◆ SET EXERCISE: Copy each record exactly as it reads, leaving out any pictures it holds.

(Figure content listings)
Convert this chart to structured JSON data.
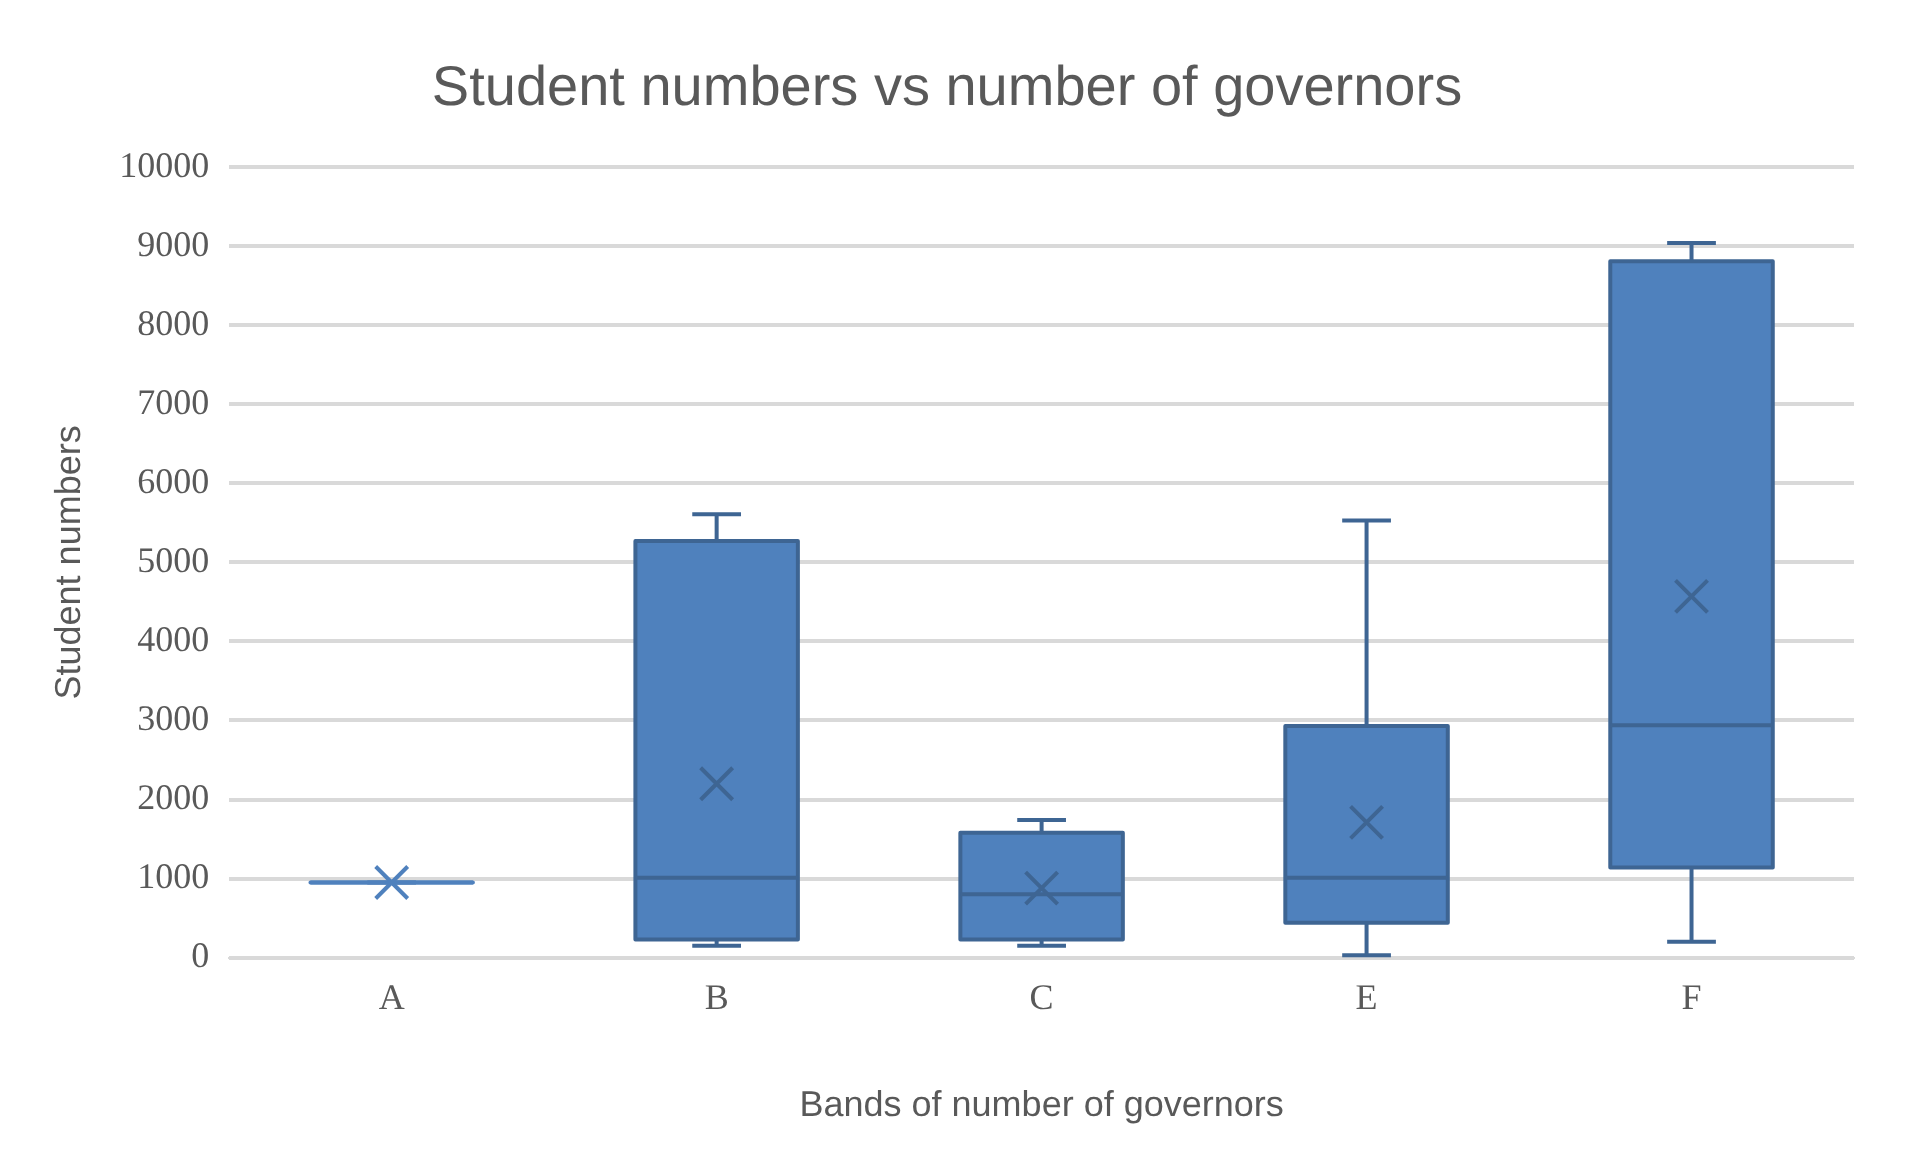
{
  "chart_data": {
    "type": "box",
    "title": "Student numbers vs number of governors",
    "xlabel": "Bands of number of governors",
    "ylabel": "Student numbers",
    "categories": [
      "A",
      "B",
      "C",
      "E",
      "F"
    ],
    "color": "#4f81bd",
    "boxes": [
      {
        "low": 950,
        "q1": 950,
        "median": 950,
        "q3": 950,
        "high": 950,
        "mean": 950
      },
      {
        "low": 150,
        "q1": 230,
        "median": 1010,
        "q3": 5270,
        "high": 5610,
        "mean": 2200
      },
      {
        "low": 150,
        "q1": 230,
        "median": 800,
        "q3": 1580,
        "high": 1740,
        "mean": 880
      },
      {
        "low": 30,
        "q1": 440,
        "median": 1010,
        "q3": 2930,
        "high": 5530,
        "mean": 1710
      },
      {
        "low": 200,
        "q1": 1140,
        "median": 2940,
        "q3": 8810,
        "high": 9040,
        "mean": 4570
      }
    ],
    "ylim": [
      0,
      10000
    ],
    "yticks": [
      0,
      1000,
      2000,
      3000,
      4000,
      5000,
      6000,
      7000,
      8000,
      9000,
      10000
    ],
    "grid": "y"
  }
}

◆ ANSWER TO THIS EXERCISE:
Convert this chart to structured JSON data.
{
  "chart_data": {
    "type": "box",
    "title": "Student numbers vs number of governors",
    "xlabel": "Bands of number of governors",
    "ylabel": "Student numbers",
    "categories": [
      "A",
      "B",
      "C",
      "E",
      "F"
    ],
    "color": "#4f81bd",
    "boxes": [
      {
        "low": 950,
        "q1": 950,
        "median": 950,
        "q3": 950,
        "high": 950,
        "mean": 950
      },
      {
        "low": 150,
        "q1": 230,
        "median": 1010,
        "q3": 5270,
        "high": 5610,
        "mean": 2200
      },
      {
        "low": 150,
        "q1": 230,
        "median": 800,
        "q3": 1580,
        "high": 1740,
        "mean": 880
      },
      {
        "low": 30,
        "q1": 440,
        "median": 1010,
        "q3": 2930,
        "high": 5530,
        "mean": 1710
      },
      {
        "low": 200,
        "q1": 1140,
        "median": 2940,
        "q3": 8810,
        "high": 9040,
        "mean": 4570
      }
    ],
    "ylim": [
      0,
      10000
    ],
    "yticks": [
      0,
      1000,
      2000,
      3000,
      4000,
      5000,
      6000,
      7000,
      8000,
      9000,
      10000
    ],
    "grid": "y"
  }
}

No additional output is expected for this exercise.